■ Your instructions ■
Omit the pictures, then reproduce every remaining record exactly.

■ Records for the task ■
..........
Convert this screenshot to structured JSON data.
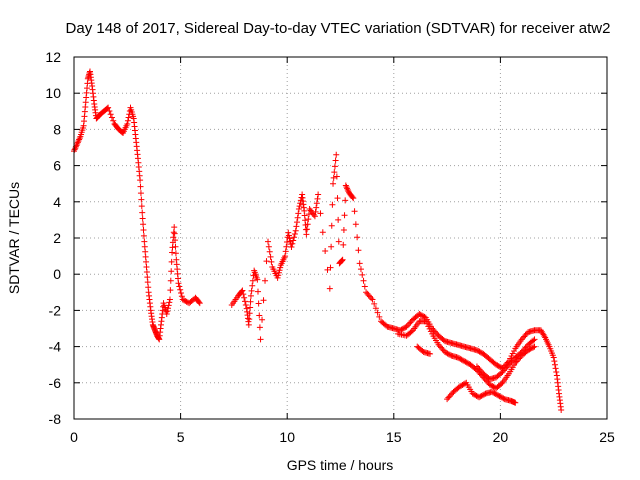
{
  "chart_data": {
    "type": "scatter",
    "title": "Day 148 of 2017, Sidereal Day-to-day VTEC variation (SDTVAR) for receiver atw2",
    "xlabel": "GPS time / hours",
    "ylabel": "SDTVAR / TECUs",
    "xlim": [
      0,
      25
    ],
    "ylim": [
      -8,
      12
    ],
    "xticks": [
      0,
      5,
      10,
      15,
      20,
      25
    ],
    "yticks": [
      -8,
      -6,
      -4,
      -2,
      0,
      2,
      4,
      6,
      8,
      10,
      12
    ],
    "grid": true,
    "marker": "+",
    "color": "#ff0000",
    "series": [
      {
        "name": "SDTVAR",
        "trace": [
          [
            0.0,
            6.8
          ],
          [
            0.15,
            7.2
          ],
          [
            0.3,
            7.6
          ],
          [
            0.45,
            8.2
          ],
          [
            0.55,
            9.5
          ],
          [
            0.65,
            10.8
          ],
          [
            0.75,
            11.2
          ],
          [
            0.85,
            10.4
          ],
          [
            0.95,
            9.4
          ],
          [
            1.05,
            8.6
          ],
          [
            1.2,
            8.8
          ],
          [
            1.4,
            9.0
          ],
          [
            1.6,
            9.2
          ],
          [
            1.9,
            8.3
          ],
          [
            2.1,
            8.0
          ],
          [
            2.3,
            7.8
          ],
          [
            2.5,
            8.3
          ],
          [
            2.65,
            9.2
          ],
          [
            2.8,
            8.6
          ],
          [
            2.9,
            7.5
          ],
          [
            3.0,
            6.4
          ],
          [
            3.1,
            5.2
          ],
          [
            3.2,
            3.4
          ],
          [
            3.3,
            1.8
          ],
          [
            3.4,
            0.4
          ],
          [
            3.5,
            -1.0
          ],
          [
            3.6,
            -2.0
          ],
          [
            3.7,
            -2.8
          ],
          [
            3.8,
            -3.1
          ],
          [
            3.9,
            -3.4
          ],
          [
            4.0,
            -3.6
          ],
          [
            4.1,
            -2.6
          ],
          [
            4.2,
            -1.6
          ],
          [
            4.35,
            -2.2
          ],
          [
            4.5,
            -1.4
          ],
          [
            4.6,
            1.2
          ],
          [
            4.7,
            2.6
          ],
          [
            4.8,
            0.8
          ],
          [
            4.9,
            -0.5
          ],
          [
            5.1,
            -1.4
          ],
          [
            5.4,
            -1.6
          ],
          [
            5.7,
            -1.3
          ],
          [
            5.9,
            -1.6
          ],
          [
            7.4,
            -1.7
          ],
          [
            7.7,
            -1.2
          ],
          [
            7.9,
            -0.9
          ],
          [
            8.1,
            -1.9
          ],
          [
            8.2,
            -2.8
          ],
          [
            8.3,
            -1.2
          ],
          [
            8.45,
            0.2
          ],
          [
            8.6,
            -0.3
          ],
          [
            8.75,
            -3.6
          ],
          [
            9.1,
            1.8
          ],
          [
            9.3,
            0.4
          ],
          [
            9.55,
            -0.2
          ],
          [
            9.7,
            0.5
          ],
          [
            9.9,
            1.0
          ],
          [
            10.05,
            2.3
          ],
          [
            10.2,
            1.5
          ],
          [
            10.4,
            2.4
          ],
          [
            10.55,
            3.6
          ],
          [
            10.7,
            4.4
          ],
          [
            10.8,
            3.5
          ],
          [
            10.9,
            2.2
          ],
          [
            11.05,
            3.6
          ],
          [
            11.3,
            3.2
          ],
          [
            11.45,
            4.4
          ],
          [
            12.0,
            -0.8
          ],
          [
            12.15,
            5.0
          ],
          [
            12.3,
            6.6
          ],
          [
            12.45,
            0.6
          ],
          [
            12.6,
            0.8
          ],
          [
            12.75,
            4.9
          ],
          [
            12.9,
            4.5
          ],
          [
            13.1,
            4.2
          ],
          [
            13.4,
            0.6
          ],
          [
            13.7,
            -1.0
          ],
          [
            14.0,
            -1.4
          ],
          [
            14.4,
            -2.6
          ],
          [
            14.7,
            -2.9
          ],
          [
            15.0,
            -3.0
          ],
          [
            15.3,
            -3.1
          ],
          [
            15.6,
            -2.9
          ],
          [
            15.9,
            -2.5
          ],
          [
            16.2,
            -2.2
          ],
          [
            16.5,
            -2.4
          ],
          [
            16.8,
            -3.0
          ],
          [
            17.1,
            -3.4
          ],
          [
            17.4,
            -3.7
          ],
          [
            17.7,
            -3.8
          ],
          [
            18.0,
            -3.9
          ],
          [
            18.3,
            -4.0
          ],
          [
            18.6,
            -4.1
          ],
          [
            18.9,
            -4.2
          ],
          [
            19.2,
            -4.4
          ],
          [
            19.5,
            -4.7
          ],
          [
            19.8,
            -5.0
          ],
          [
            20.1,
            -5.2
          ],
          [
            20.4,
            -4.8
          ],
          [
            20.7,
            -4.1
          ],
          [
            21.0,
            -3.6
          ],
          [
            21.3,
            -3.2
          ],
          [
            21.6,
            -3.1
          ],
          [
            21.9,
            -3.1
          ],
          [
            22.1,
            -3.5
          ],
          [
            22.3,
            -4.0
          ],
          [
            22.5,
            -4.6
          ],
          [
            22.65,
            -5.6
          ],
          [
            22.75,
            -6.6
          ],
          [
            22.85,
            -7.5
          ],
          [
            15.2,
            -3.3
          ],
          [
            15.6,
            -3.4
          ],
          [
            15.9,
            -3.1
          ],
          [
            16.2,
            -2.6
          ],
          [
            16.5,
            -2.6
          ],
          [
            16.8,
            -3.3
          ],
          [
            17.1,
            -3.9
          ],
          [
            17.4,
            -4.3
          ],
          [
            17.7,
            -4.5
          ],
          [
            18.0,
            -4.6
          ],
          [
            18.3,
            -4.8
          ],
          [
            18.6,
            -5.0
          ],
          [
            18.9,
            -5.3
          ],
          [
            19.2,
            -5.7
          ],
          [
            19.5,
            -6.1
          ],
          [
            19.8,
            -6.3
          ],
          [
            20.1,
            -6.0
          ],
          [
            20.4,
            -5.5
          ],
          [
            20.7,
            -4.9
          ],
          [
            21.0,
            -4.5
          ],
          [
            21.3,
            -4.2
          ],
          [
            21.6,
            -4.0
          ],
          [
            17.5,
            -6.9
          ],
          [
            17.8,
            -6.5
          ],
          [
            18.1,
            -6.2
          ],
          [
            18.4,
            -6.0
          ],
          [
            18.7,
            -6.6
          ],
          [
            19.0,
            -6.8
          ],
          [
            19.3,
            -6.6
          ],
          [
            19.6,
            -6.5
          ],
          [
            19.9,
            -6.7
          ],
          [
            20.2,
            -6.9
          ],
          [
            20.5,
            -7.0
          ],
          [
            20.7,
            -7.1
          ],
          [
            18.9,
            -5.1
          ],
          [
            19.2,
            -5.5
          ],
          [
            19.5,
            -5.8
          ],
          [
            19.8,
            -5.7
          ],
          [
            20.1,
            -5.4
          ],
          [
            20.4,
            -5.0
          ],
          [
            20.7,
            -4.6
          ],
          [
            21.0,
            -4.3
          ],
          [
            21.3,
            -3.9
          ],
          [
            21.6,
            -3.6
          ],
          [
            16.1,
            -4.0
          ],
          [
            16.4,
            -4.3
          ],
          [
            16.7,
            -4.4
          ]
        ]
      }
    ]
  }
}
..........
■ Written solution ■
Convert this screenshot to structured JSON data.
{
  "chart_data": {
    "type": "scatter",
    "title": "Day 148 of 2017, Sidereal Day-to-day VTEC variation (SDTVAR) for receiver atw2",
    "xlabel": "GPS time / hours",
    "ylabel": "SDTVAR / TECUs",
    "xlim": [
      0,
      25
    ],
    "ylim": [
      -8,
      12
    ],
    "xticks": [
      0,
      5,
      10,
      15,
      20,
      25
    ],
    "yticks": [
      -8,
      -6,
      -4,
      -2,
      0,
      2,
      4,
      6,
      8,
      10,
      12
    ],
    "grid": true,
    "marker": "+",
    "color": "#ff0000",
    "series": [
      {
        "name": "SDTVAR",
        "trace": [
          [
            0.0,
            6.8
          ],
          [
            0.15,
            7.2
          ],
          [
            0.3,
            7.6
          ],
          [
            0.45,
            8.2
          ],
          [
            0.55,
            9.5
          ],
          [
            0.65,
            10.8
          ],
          [
            0.75,
            11.2
          ],
          [
            0.85,
            10.4
          ],
          [
            0.95,
            9.4
          ],
          [
            1.05,
            8.6
          ],
          [
            1.2,
            8.8
          ],
          [
            1.4,
            9.0
          ],
          [
            1.6,
            9.2
          ],
          [
            1.9,
            8.3
          ],
          [
            2.1,
            8.0
          ],
          [
            2.3,
            7.8
          ],
          [
            2.5,
            8.3
          ],
          [
            2.65,
            9.2
          ],
          [
            2.8,
            8.6
          ],
          [
            2.9,
            7.5
          ],
          [
            3.0,
            6.4
          ],
          [
            3.1,
            5.2
          ],
          [
            3.2,
            3.4
          ],
          [
            3.3,
            1.8
          ],
          [
            3.4,
            0.4
          ],
          [
            3.5,
            -1.0
          ],
          [
            3.6,
            -2.0
          ],
          [
            3.7,
            -2.8
          ],
          [
            3.8,
            -3.1
          ],
          [
            3.9,
            -3.4
          ],
          [
            4.0,
            -3.6
          ],
          [
            4.1,
            -2.6
          ],
          [
            4.2,
            -1.6
          ],
          [
            4.35,
            -2.2
          ],
          [
            4.5,
            -1.4
          ],
          [
            4.6,
            1.2
          ],
          [
            4.7,
            2.6
          ],
          [
            4.8,
            0.8
          ],
          [
            4.9,
            -0.5
          ],
          [
            5.1,
            -1.4
          ],
          [
            5.4,
            -1.6
          ],
          [
            5.7,
            -1.3
          ],
          [
            5.9,
            -1.6
          ],
          [
            7.4,
            -1.7
          ],
          [
            7.7,
            -1.2
          ],
          [
            7.9,
            -0.9
          ],
          [
            8.1,
            -1.9
          ],
          [
            8.2,
            -2.8
          ],
          [
            8.3,
            -1.2
          ],
          [
            8.45,
            0.2
          ],
          [
            8.6,
            -0.3
          ],
          [
            8.75,
            -3.6
          ],
          [
            9.1,
            1.8
          ],
          [
            9.3,
            0.4
          ],
          [
            9.55,
            -0.2
          ],
          [
            9.7,
            0.5
          ],
          [
            9.9,
            1.0
          ],
          [
            10.05,
            2.3
          ],
          [
            10.2,
            1.5
          ],
          [
            10.4,
            2.4
          ],
          [
            10.55,
            3.6
          ],
          [
            10.7,
            4.4
          ],
          [
            10.8,
            3.5
          ],
          [
            10.9,
            2.2
          ],
          [
            11.05,
            3.6
          ],
          [
            11.3,
            3.2
          ],
          [
            11.45,
            4.4
          ],
          [
            12.0,
            -0.8
          ],
          [
            12.15,
            5.0
          ],
          [
            12.3,
            6.6
          ],
          [
            12.45,
            0.6
          ],
          [
            12.6,
            0.8
          ],
          [
            12.75,
            4.9
          ],
          [
            12.9,
            4.5
          ],
          [
            13.1,
            4.2
          ],
          [
            13.4,
            0.6
          ],
          [
            13.7,
            -1.0
          ],
          [
            14.0,
            -1.4
          ],
          [
            14.4,
            -2.6
          ],
          [
            14.7,
            -2.9
          ],
          [
            15.0,
            -3.0
          ],
          [
            15.3,
            -3.1
          ],
          [
            15.6,
            -2.9
          ],
          [
            15.9,
            -2.5
          ],
          [
            16.2,
            -2.2
          ],
          [
            16.5,
            -2.4
          ],
          [
            16.8,
            -3.0
          ],
          [
            17.1,
            -3.4
          ],
          [
            17.4,
            -3.7
          ],
          [
            17.7,
            -3.8
          ],
          [
            18.0,
            -3.9
          ],
          [
            18.3,
            -4.0
          ],
          [
            18.6,
            -4.1
          ],
          [
            18.9,
            -4.2
          ],
          [
            19.2,
            -4.4
          ],
          [
            19.5,
            -4.7
          ],
          [
            19.8,
            -5.0
          ],
          [
            20.1,
            -5.2
          ],
          [
            20.4,
            -4.8
          ],
          [
            20.7,
            -4.1
          ],
          [
            21.0,
            -3.6
          ],
          [
            21.3,
            -3.2
          ],
          [
            21.6,
            -3.1
          ],
          [
            21.9,
            -3.1
          ],
          [
            22.1,
            -3.5
          ],
          [
            22.3,
            -4.0
          ],
          [
            22.5,
            -4.6
          ],
          [
            22.65,
            -5.6
          ],
          [
            22.75,
            -6.6
          ],
          [
            22.85,
            -7.5
          ],
          [
            15.2,
            -3.3
          ],
          [
            15.6,
            -3.4
          ],
          [
            15.9,
            -3.1
          ],
          [
            16.2,
            -2.6
          ],
          [
            16.5,
            -2.6
          ],
          [
            16.8,
            -3.3
          ],
          [
            17.1,
            -3.9
          ],
          [
            17.4,
            -4.3
          ],
          [
            17.7,
            -4.5
          ],
          [
            18.0,
            -4.6
          ],
          [
            18.3,
            -4.8
          ],
          [
            18.6,
            -5.0
          ],
          [
            18.9,
            -5.3
          ],
          [
            19.2,
            -5.7
          ],
          [
            19.5,
            -6.1
          ],
          [
            19.8,
            -6.3
          ],
          [
            20.1,
            -6.0
          ],
          [
            20.4,
            -5.5
          ],
          [
            20.7,
            -4.9
          ],
          [
            21.0,
            -4.5
          ],
          [
            21.3,
            -4.2
          ],
          [
            21.6,
            -4.0
          ],
          [
            17.5,
            -6.9
          ],
          [
            17.8,
            -6.5
          ],
          [
            18.1,
            -6.2
          ],
          [
            18.4,
            -6.0
          ],
          [
            18.7,
            -6.6
          ],
          [
            19.0,
            -6.8
          ],
          [
            19.3,
            -6.6
          ],
          [
            19.6,
            -6.5
          ],
          [
            19.9,
            -6.7
          ],
          [
            20.2,
            -6.9
          ],
          [
            20.5,
            -7.0
          ],
          [
            20.7,
            -7.1
          ],
          [
            18.9,
            -5.1
          ],
          [
            19.2,
            -5.5
          ],
          [
            19.5,
            -5.8
          ],
          [
            19.8,
            -5.7
          ],
          [
            20.1,
            -5.4
          ],
          [
            20.4,
            -5.0
          ],
          [
            20.7,
            -4.6
          ],
          [
            21.0,
            -4.3
          ],
          [
            21.3,
            -3.9
          ],
          [
            21.6,
            -3.6
          ],
          [
            16.1,
            -4.0
          ],
          [
            16.4,
            -4.3
          ],
          [
            16.7,
            -4.4
          ]
        ]
      }
    ]
  }
}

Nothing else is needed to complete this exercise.